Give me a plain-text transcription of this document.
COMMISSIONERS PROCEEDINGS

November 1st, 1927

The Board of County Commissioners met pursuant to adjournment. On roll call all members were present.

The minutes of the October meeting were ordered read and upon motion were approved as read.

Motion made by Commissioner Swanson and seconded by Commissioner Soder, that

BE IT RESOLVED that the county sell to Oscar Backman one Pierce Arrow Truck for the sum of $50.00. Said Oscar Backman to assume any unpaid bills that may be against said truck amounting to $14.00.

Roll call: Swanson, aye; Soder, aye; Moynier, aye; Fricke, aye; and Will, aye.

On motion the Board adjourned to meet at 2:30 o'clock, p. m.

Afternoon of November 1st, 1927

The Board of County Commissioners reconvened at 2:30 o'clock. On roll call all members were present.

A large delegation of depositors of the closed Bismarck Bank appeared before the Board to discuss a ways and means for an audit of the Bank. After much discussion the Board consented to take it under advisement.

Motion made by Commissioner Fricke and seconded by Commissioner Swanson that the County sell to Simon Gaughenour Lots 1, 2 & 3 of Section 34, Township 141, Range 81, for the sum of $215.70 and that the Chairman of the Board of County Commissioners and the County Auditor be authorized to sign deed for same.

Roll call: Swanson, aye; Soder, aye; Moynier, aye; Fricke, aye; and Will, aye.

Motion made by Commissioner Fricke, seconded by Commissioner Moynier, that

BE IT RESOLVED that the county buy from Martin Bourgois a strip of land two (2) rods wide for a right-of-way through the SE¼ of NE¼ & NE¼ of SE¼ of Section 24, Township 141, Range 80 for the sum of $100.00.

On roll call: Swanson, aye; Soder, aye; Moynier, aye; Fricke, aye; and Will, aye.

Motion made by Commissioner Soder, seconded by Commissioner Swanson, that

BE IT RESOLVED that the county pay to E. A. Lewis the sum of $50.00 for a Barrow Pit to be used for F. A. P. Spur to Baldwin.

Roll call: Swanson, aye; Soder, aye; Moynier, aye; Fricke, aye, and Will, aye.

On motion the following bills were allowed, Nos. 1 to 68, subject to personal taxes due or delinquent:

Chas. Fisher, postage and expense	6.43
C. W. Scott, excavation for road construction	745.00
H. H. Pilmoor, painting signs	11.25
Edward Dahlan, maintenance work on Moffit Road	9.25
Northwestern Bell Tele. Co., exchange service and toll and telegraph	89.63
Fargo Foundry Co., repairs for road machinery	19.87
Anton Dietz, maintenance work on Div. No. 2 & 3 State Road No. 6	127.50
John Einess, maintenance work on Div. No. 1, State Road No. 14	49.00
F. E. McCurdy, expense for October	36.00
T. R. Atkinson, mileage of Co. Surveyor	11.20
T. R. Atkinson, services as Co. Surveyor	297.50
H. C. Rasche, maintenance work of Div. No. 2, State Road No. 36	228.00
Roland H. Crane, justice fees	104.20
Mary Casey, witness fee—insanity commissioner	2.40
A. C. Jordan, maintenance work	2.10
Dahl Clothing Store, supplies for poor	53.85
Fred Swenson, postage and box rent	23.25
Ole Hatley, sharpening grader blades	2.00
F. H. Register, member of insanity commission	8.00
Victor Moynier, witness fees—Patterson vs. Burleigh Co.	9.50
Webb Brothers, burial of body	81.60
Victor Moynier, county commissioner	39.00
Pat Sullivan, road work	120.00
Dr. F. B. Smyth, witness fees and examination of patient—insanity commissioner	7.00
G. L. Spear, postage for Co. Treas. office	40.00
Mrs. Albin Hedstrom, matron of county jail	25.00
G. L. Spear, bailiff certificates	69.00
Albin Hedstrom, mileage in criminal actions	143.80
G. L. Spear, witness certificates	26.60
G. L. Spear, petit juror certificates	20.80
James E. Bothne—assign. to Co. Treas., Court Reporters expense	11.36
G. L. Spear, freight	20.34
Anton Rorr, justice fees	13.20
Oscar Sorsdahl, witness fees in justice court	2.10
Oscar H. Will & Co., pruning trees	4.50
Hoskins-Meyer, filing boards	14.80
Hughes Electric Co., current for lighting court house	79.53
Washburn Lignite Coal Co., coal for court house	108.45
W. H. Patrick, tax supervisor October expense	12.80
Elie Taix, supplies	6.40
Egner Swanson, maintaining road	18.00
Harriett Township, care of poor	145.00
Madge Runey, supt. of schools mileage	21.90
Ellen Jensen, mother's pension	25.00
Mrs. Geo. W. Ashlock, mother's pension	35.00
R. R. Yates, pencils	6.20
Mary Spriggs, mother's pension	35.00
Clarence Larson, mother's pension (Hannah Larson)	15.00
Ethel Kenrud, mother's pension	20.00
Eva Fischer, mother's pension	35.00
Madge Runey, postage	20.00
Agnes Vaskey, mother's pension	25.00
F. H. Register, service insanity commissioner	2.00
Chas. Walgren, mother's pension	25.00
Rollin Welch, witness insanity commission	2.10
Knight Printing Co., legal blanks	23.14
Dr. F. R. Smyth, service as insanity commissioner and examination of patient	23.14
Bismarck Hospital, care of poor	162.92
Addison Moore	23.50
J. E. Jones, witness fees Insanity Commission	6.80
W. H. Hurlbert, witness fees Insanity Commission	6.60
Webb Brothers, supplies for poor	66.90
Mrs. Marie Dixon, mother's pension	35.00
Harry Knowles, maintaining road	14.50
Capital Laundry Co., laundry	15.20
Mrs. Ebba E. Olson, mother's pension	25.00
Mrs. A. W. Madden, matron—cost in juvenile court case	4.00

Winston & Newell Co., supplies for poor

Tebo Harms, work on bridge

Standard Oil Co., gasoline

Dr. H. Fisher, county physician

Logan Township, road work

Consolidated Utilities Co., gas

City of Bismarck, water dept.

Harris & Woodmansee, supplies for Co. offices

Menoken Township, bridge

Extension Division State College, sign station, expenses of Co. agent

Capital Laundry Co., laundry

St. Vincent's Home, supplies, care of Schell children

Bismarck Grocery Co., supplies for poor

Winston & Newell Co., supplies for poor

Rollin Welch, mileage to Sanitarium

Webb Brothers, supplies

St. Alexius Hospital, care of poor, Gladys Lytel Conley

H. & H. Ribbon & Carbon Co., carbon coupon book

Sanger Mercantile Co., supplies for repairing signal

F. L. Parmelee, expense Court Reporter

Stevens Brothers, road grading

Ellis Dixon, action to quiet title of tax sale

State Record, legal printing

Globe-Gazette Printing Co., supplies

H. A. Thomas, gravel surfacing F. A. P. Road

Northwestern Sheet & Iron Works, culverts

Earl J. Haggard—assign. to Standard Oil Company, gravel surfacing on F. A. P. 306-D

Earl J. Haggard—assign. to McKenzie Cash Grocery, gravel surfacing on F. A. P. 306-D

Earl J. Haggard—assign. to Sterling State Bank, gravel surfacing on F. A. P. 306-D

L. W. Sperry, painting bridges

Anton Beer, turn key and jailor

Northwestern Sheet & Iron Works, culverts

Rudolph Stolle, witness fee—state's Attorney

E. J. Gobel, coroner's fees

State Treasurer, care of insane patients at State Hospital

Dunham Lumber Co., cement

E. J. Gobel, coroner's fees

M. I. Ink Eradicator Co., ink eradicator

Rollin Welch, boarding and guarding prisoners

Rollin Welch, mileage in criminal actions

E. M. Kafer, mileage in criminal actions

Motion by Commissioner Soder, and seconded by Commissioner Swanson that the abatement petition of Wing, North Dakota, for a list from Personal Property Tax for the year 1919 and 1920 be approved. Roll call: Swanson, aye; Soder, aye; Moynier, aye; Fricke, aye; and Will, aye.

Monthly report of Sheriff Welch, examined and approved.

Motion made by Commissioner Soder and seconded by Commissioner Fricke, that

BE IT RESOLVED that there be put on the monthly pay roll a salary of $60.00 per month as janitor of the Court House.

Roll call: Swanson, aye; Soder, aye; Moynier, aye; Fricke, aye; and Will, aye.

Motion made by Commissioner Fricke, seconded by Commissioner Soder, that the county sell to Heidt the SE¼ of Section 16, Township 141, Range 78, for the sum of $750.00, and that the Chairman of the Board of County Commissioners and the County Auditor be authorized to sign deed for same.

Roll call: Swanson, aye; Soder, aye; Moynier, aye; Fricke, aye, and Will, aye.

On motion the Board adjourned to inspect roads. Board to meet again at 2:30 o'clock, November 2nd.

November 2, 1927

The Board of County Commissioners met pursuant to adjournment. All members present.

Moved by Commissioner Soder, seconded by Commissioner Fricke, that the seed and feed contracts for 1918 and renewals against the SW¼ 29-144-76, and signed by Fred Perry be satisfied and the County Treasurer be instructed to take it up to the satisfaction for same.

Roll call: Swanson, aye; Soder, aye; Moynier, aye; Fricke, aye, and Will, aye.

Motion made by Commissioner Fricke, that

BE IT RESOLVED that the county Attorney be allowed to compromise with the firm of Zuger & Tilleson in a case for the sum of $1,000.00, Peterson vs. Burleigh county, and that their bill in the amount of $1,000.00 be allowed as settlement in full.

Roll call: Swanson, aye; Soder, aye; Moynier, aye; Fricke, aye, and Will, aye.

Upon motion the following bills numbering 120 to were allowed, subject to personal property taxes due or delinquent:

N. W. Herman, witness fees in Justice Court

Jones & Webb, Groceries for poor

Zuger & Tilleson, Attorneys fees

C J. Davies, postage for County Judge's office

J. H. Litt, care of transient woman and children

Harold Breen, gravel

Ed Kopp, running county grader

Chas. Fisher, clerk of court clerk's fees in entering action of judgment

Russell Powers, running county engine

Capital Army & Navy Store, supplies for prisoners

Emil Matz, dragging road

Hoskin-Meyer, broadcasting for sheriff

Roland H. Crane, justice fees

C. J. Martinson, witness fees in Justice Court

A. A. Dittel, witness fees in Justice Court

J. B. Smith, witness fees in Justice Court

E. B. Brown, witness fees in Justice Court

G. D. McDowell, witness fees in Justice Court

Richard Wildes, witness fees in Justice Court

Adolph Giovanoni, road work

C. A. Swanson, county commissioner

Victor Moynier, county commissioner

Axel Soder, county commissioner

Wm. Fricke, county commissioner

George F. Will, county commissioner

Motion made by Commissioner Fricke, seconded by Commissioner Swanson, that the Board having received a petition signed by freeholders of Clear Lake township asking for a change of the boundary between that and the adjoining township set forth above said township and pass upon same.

####

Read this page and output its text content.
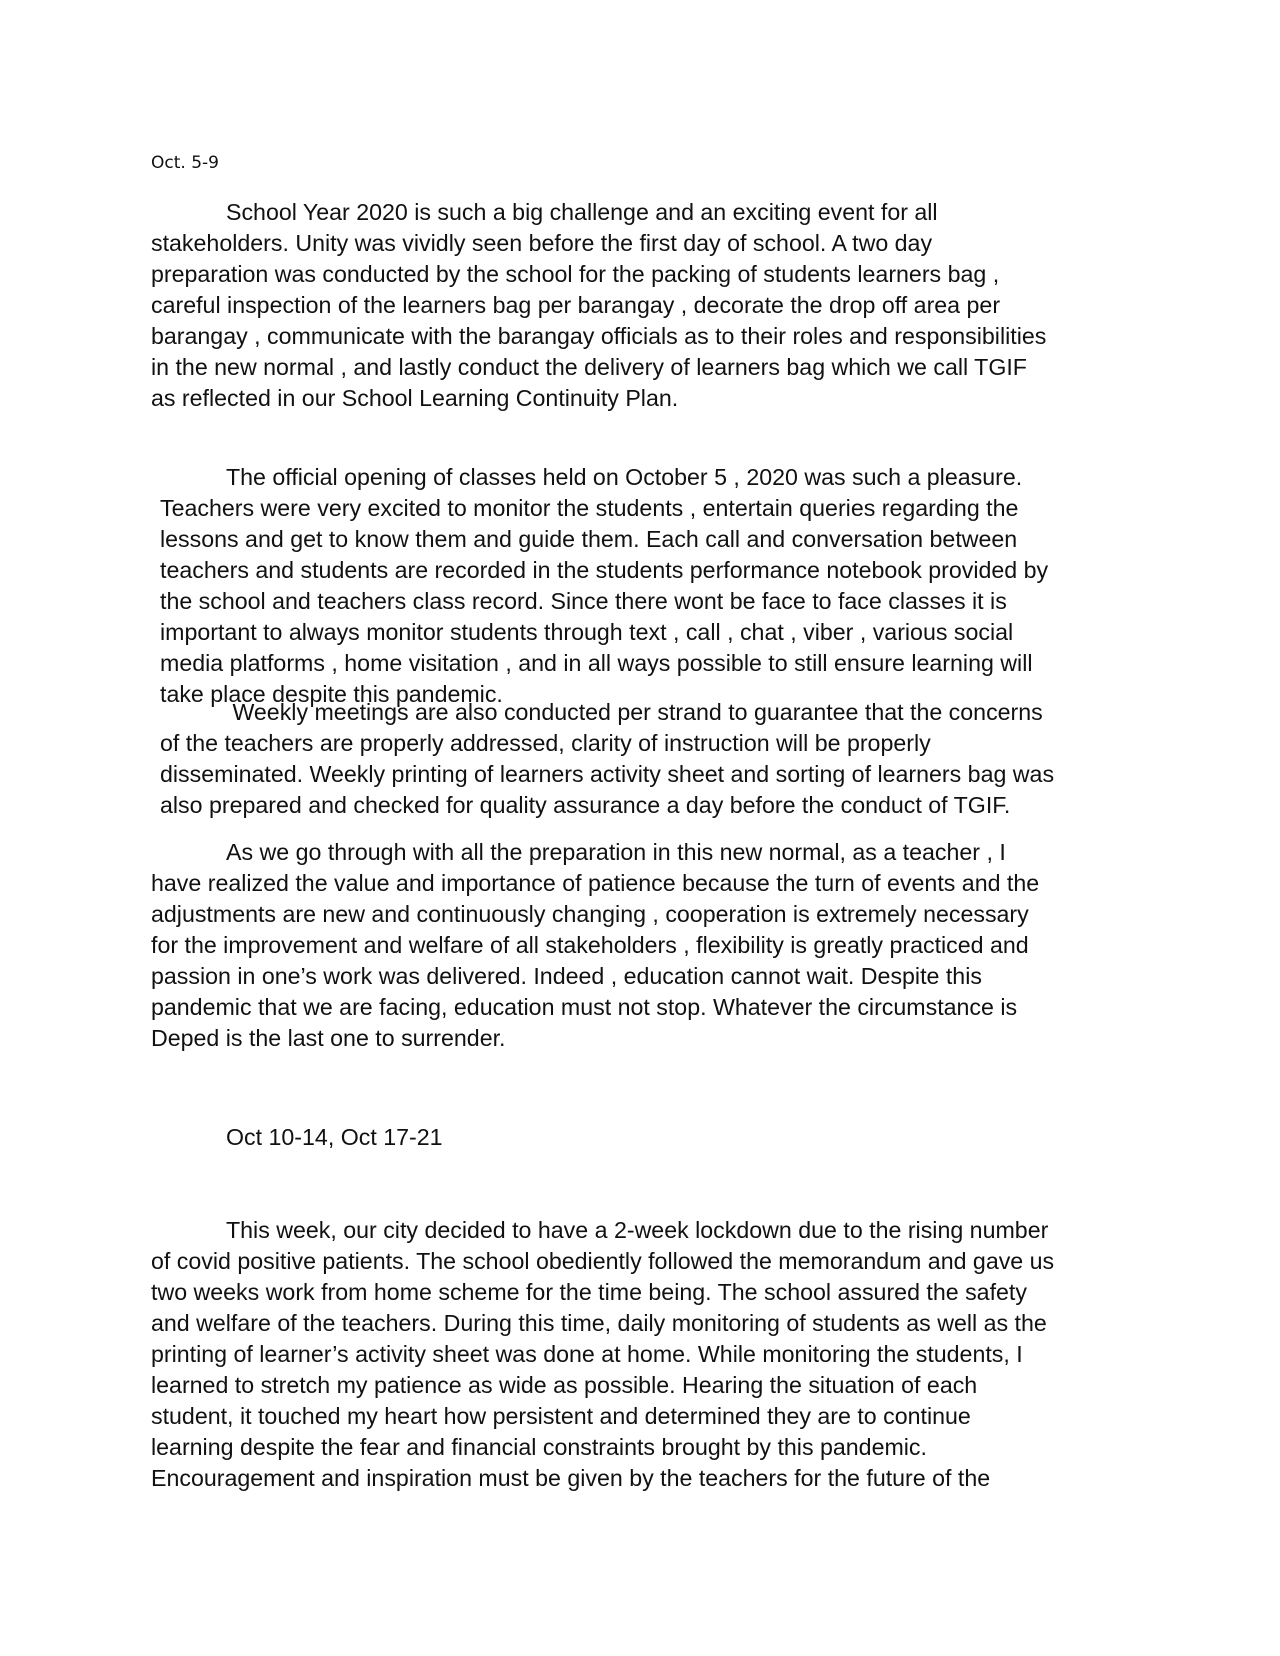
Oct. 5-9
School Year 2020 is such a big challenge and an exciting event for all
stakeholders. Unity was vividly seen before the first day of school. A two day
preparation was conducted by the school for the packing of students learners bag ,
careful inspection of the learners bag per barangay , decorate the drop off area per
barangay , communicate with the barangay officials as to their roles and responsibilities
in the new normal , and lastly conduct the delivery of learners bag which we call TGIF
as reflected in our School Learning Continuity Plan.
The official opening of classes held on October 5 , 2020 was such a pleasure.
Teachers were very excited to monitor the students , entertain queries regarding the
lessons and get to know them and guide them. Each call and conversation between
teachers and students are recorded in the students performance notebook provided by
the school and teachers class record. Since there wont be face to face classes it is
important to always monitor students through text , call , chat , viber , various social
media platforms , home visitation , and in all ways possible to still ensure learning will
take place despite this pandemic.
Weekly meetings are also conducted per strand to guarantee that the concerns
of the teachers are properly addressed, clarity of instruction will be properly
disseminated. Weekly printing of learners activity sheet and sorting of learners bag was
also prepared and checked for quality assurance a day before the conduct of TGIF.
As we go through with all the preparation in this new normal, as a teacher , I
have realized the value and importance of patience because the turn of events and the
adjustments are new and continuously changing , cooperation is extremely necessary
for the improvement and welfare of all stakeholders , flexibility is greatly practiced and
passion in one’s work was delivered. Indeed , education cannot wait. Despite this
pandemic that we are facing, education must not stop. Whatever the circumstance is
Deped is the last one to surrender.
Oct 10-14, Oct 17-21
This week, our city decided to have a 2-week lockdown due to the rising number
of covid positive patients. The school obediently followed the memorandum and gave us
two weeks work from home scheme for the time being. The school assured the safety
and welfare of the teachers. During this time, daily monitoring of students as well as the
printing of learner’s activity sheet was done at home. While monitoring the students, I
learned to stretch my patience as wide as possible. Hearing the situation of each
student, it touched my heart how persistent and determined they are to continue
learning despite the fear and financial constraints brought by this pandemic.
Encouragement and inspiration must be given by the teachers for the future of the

####

- _What to produce_: Go through the records and pull out each line that includes the word "maintenance".

- _Answer below_:
Edward Dahlan, maintenance work on Moffit Road	9.25
Anton Dietz, maintenance work on Div. No. 2 & 3 State Road No. 6	127.50
John Einess, maintenance work on Div. No. 1, State Road No. 14	49.00
H. C. Rasche, maintenance work of Div. No. 2, State Road No. 36	228.00
A. C. Jordan, maintenance work	2.10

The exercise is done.